WHAT IS NEEDED:
Reproduce, word for word, the lines of the listing from the one containing "Patent image size: (1046, 676)." up to and including the one containing "The diluent inlet 136 is at (697, 257).".

[Dataset items]
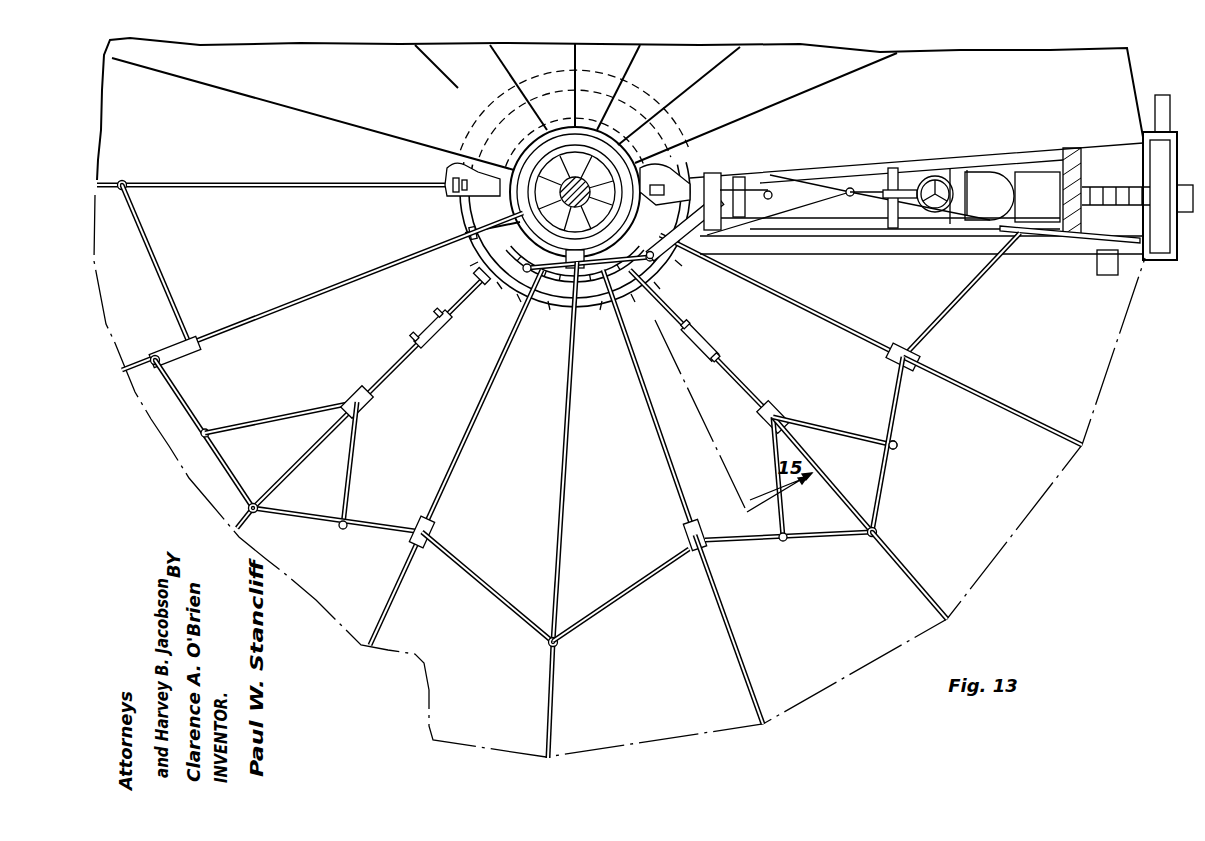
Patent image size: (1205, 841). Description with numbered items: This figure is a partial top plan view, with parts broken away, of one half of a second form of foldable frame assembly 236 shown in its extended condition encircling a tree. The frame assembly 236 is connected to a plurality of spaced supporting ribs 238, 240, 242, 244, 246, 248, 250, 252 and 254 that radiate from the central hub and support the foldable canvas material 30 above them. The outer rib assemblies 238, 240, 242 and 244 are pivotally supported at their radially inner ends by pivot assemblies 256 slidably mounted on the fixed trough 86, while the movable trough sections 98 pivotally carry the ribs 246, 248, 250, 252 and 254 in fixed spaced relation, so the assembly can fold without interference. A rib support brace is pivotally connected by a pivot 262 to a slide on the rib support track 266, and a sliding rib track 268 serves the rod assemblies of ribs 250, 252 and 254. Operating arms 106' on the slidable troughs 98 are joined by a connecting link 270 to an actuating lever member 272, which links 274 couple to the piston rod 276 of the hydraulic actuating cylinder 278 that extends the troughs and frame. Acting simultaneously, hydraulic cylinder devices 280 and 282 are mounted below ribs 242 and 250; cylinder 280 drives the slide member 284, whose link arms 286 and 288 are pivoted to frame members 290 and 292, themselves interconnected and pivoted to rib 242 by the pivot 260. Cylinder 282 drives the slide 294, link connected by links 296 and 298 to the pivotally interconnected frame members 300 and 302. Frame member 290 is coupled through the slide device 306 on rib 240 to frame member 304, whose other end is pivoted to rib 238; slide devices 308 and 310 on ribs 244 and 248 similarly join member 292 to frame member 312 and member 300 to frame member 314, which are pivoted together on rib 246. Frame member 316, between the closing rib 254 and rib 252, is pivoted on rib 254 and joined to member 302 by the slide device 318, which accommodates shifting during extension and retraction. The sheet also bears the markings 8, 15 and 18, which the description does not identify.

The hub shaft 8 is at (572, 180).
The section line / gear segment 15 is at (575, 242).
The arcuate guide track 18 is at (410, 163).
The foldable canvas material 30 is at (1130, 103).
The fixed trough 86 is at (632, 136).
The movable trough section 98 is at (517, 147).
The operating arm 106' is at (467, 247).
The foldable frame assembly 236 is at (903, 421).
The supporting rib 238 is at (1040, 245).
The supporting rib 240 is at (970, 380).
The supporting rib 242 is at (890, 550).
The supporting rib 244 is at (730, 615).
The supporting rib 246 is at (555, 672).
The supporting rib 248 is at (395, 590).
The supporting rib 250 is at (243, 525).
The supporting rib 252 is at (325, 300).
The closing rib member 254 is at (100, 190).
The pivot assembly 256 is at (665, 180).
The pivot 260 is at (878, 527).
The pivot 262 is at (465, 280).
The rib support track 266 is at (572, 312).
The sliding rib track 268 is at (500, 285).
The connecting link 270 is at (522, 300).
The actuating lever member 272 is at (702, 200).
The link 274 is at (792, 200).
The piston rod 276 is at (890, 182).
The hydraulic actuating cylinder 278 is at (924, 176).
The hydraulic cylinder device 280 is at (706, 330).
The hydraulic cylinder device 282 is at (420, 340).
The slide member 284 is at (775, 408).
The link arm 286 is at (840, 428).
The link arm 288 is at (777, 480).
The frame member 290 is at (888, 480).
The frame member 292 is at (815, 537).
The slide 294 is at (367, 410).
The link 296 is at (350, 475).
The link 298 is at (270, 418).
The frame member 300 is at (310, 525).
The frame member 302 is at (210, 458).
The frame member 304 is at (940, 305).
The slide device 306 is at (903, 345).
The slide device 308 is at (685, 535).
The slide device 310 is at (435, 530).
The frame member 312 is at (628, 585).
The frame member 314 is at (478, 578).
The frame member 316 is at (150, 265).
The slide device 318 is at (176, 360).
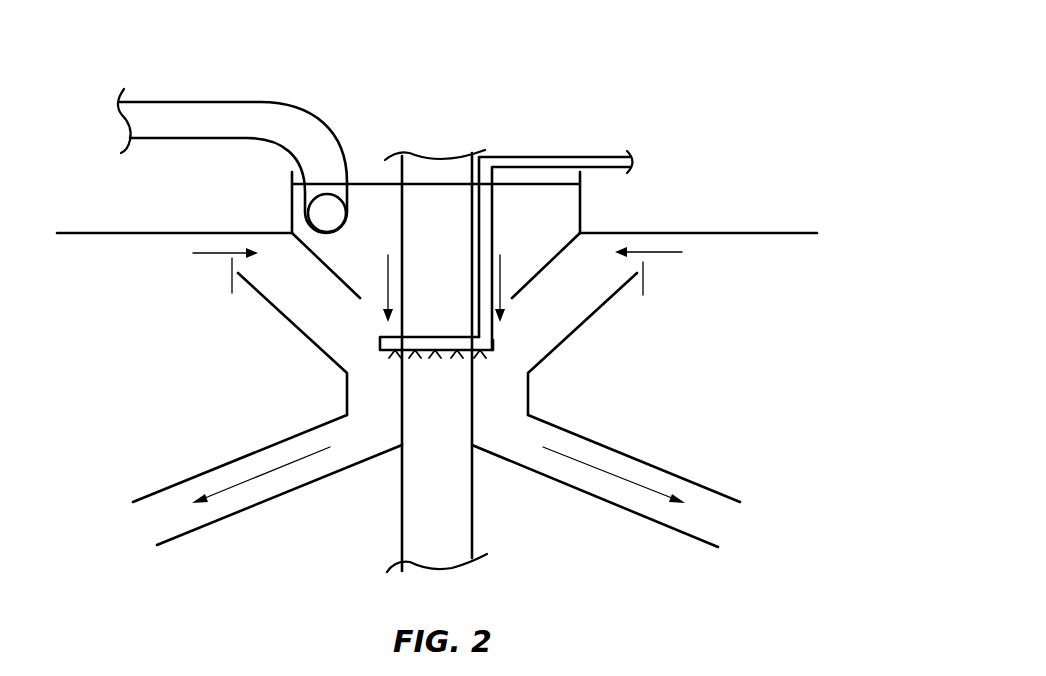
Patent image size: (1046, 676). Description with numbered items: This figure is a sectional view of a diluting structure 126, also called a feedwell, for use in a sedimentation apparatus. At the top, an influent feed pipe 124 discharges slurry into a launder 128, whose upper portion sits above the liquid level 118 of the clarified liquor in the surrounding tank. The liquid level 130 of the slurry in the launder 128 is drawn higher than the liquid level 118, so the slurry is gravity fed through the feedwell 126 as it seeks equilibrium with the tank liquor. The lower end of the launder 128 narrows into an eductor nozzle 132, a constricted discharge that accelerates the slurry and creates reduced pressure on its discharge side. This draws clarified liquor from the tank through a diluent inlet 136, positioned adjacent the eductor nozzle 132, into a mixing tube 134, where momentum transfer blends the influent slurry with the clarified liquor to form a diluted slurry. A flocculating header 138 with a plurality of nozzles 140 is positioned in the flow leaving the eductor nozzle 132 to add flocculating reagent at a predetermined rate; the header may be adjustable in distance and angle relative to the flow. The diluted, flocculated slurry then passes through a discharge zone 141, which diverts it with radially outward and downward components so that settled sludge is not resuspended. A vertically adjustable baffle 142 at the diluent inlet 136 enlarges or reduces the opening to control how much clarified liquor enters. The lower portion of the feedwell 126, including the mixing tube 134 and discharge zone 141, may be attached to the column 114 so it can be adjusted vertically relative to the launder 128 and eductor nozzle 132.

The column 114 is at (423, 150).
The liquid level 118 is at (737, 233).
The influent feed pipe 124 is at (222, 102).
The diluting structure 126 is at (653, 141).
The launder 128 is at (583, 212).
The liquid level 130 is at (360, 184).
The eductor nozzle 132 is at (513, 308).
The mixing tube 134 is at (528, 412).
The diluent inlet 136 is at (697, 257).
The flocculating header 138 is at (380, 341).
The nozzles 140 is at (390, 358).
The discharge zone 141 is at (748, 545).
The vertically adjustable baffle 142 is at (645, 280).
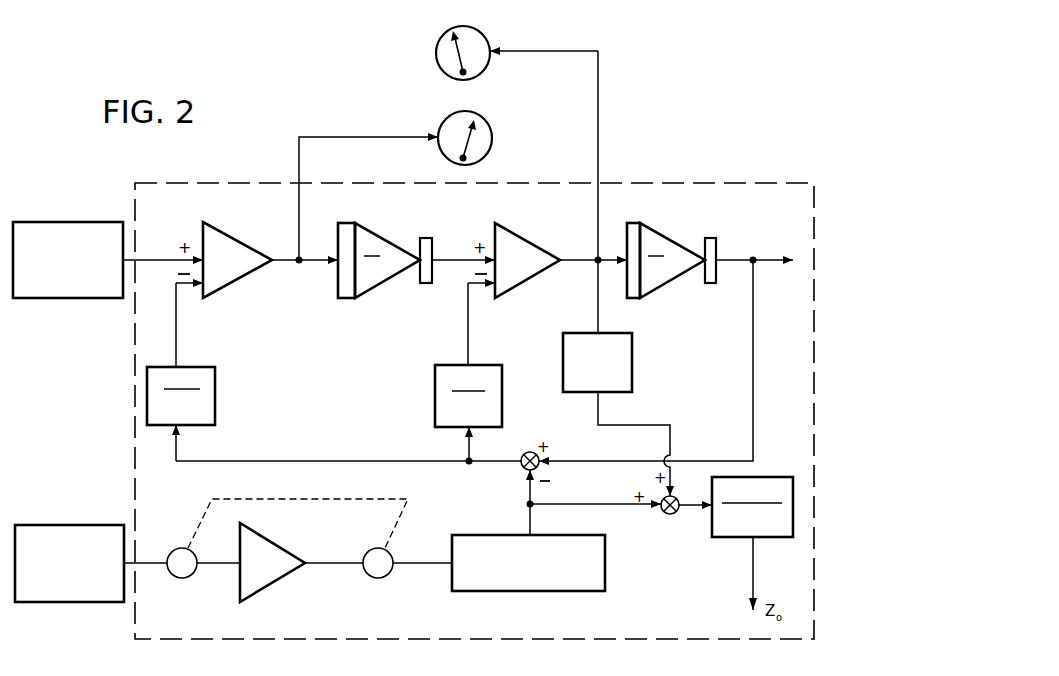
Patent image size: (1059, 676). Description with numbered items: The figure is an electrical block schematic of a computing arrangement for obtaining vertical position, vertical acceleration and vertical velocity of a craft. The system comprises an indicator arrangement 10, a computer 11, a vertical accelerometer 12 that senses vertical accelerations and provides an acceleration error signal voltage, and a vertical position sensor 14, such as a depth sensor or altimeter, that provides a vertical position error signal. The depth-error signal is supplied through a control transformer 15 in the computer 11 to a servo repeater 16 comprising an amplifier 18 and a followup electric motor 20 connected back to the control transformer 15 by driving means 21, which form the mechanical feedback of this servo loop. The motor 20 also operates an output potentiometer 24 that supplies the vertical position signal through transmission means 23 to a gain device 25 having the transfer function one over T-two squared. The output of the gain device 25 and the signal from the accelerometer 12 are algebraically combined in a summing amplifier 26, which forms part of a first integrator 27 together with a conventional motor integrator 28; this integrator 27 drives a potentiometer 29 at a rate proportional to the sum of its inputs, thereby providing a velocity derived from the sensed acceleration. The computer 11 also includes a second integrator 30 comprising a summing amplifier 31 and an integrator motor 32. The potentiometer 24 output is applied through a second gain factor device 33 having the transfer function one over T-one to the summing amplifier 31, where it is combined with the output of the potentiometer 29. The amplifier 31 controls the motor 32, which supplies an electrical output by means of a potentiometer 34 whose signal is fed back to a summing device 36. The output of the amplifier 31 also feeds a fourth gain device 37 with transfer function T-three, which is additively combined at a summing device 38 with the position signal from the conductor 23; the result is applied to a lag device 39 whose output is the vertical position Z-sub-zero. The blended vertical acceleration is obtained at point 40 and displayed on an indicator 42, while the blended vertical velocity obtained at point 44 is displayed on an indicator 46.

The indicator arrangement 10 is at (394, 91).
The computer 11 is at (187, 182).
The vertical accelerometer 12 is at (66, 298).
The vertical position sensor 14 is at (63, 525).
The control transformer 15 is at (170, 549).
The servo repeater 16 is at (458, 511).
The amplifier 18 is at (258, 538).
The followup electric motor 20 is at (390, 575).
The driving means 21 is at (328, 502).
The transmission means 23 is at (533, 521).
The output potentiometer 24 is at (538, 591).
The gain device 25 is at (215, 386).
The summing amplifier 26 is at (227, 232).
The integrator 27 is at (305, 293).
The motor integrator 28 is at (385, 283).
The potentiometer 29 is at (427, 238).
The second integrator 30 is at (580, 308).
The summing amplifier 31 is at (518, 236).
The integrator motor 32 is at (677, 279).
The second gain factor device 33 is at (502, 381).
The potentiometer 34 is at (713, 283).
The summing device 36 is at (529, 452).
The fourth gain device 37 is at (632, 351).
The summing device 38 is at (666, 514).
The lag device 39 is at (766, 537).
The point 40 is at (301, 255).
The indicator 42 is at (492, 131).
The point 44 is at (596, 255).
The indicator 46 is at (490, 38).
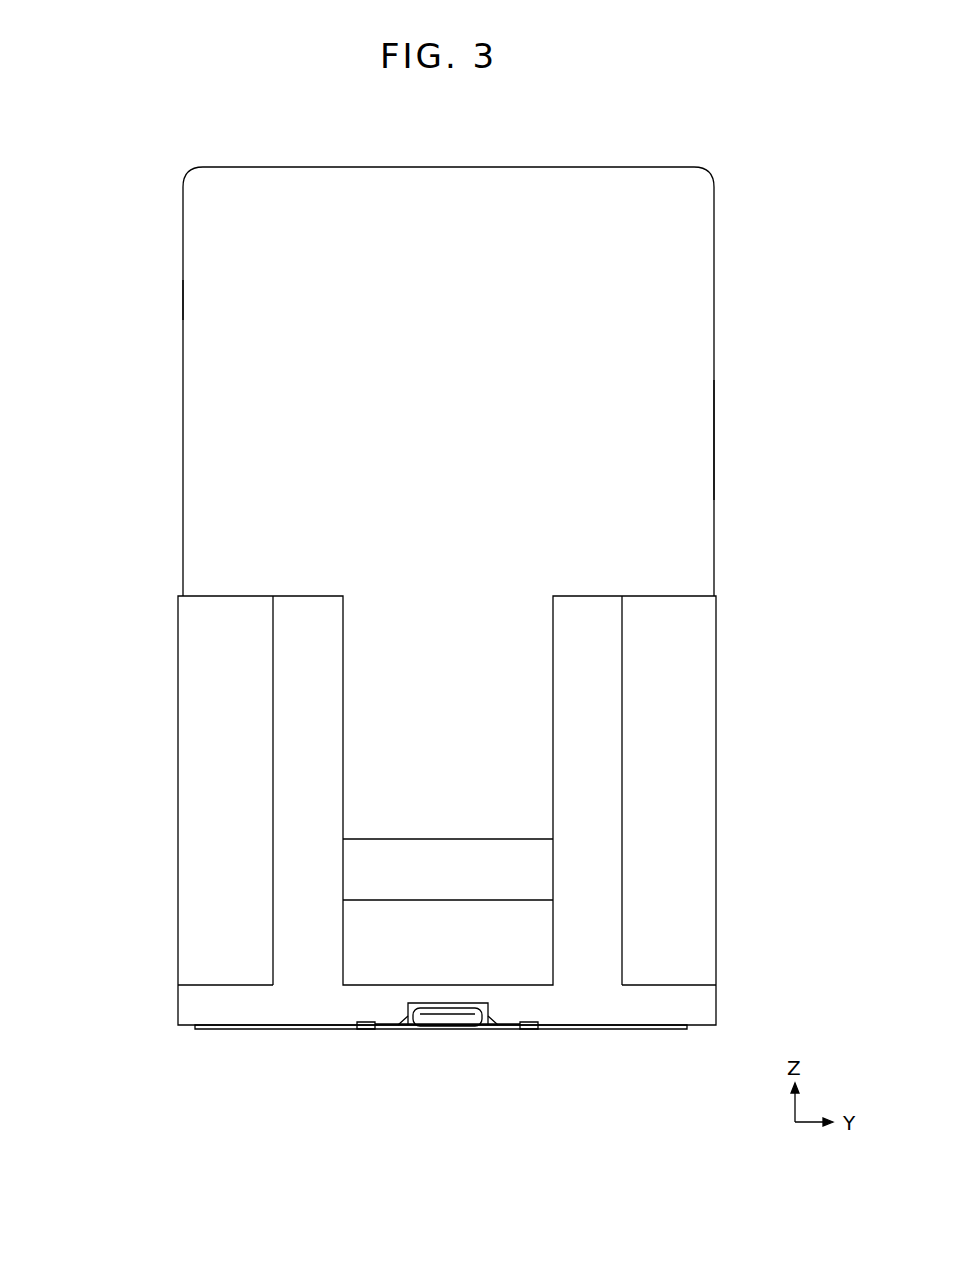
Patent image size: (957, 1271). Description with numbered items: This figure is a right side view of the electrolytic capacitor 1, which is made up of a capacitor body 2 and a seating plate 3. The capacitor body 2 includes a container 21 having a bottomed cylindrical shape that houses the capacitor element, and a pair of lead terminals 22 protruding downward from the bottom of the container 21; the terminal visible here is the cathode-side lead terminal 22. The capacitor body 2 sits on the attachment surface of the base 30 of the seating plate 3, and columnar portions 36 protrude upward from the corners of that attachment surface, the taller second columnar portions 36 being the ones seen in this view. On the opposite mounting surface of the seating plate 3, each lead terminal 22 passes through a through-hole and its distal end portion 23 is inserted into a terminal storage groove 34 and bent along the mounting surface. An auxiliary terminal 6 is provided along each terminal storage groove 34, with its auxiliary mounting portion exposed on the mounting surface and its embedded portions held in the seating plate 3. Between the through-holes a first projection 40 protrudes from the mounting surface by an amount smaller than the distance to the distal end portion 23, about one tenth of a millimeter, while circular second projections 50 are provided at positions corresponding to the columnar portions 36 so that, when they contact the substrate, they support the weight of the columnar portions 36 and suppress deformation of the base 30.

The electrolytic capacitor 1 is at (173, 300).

EXERCISE RESPONSE:
Patent image size: (1046, 676). Description with numbered items: This figure is a sectional view of a diluting structure 126, also called a feedwell, for use in a sedimentation apparatus. At the top, an influent feed pipe 124 discharges slurry into a launder 128, whose upper portion sits above the liquid level 118 of the clarified liquor in the surrounding tank. The liquid level 130 of the slurry in the launder 128 is drawn higher than the liquid level 118, so the slurry is gravity fed through the feedwell 126 as it seeks equilibrium with the tank liquor. The lower end of the launder 128 narrows into an eductor nozzle 132, a constricted discharge that accelerates the slurry and creates reduced pressure on its discharge side. This draws clarified liquor from the tank through a diluent inlet 136, positioned adjacent the eductor nozzle 132, into a mixing tube 134, where momentum transfer blends the influent slurry with the clarified liquor to form a diluted slurry. A flocculating header 138 with a plurality of nozzles 140 is positioned in the flow leaving the eductor nozzle 132 to add flocculating reagent at a predetermined rate; the header may be adjustable in distance and angle relative to the flow. The diluted, flocculated slurry then passes through a discharge zone 141, which diverts it with radially outward and downward components so that settled sludge is not resuspended. A vertically adjustable baffle 142 at the diluent inlet 136 enlarges or reduces the opening to control how much clarified liquor enters. The lower portion of the feedwell 126, including the mixing tube 134 and discharge zone 141, may be attached to the column 114 so it can be adjusted vertically relative to the launder 128 and eductor nozzle 132.

The column 114 is at (423, 150).
The liquid level 118 is at (737, 233).
The influent feed pipe 124 is at (222, 102).
The diluting structure 126 is at (653, 141).
The launder 128 is at (583, 212).
The liquid level 130 is at (360, 184).
The eductor nozzle 132 is at (513, 308).
The mixing tube 134 is at (528, 412).
The diluent inlet 136 is at (697, 257).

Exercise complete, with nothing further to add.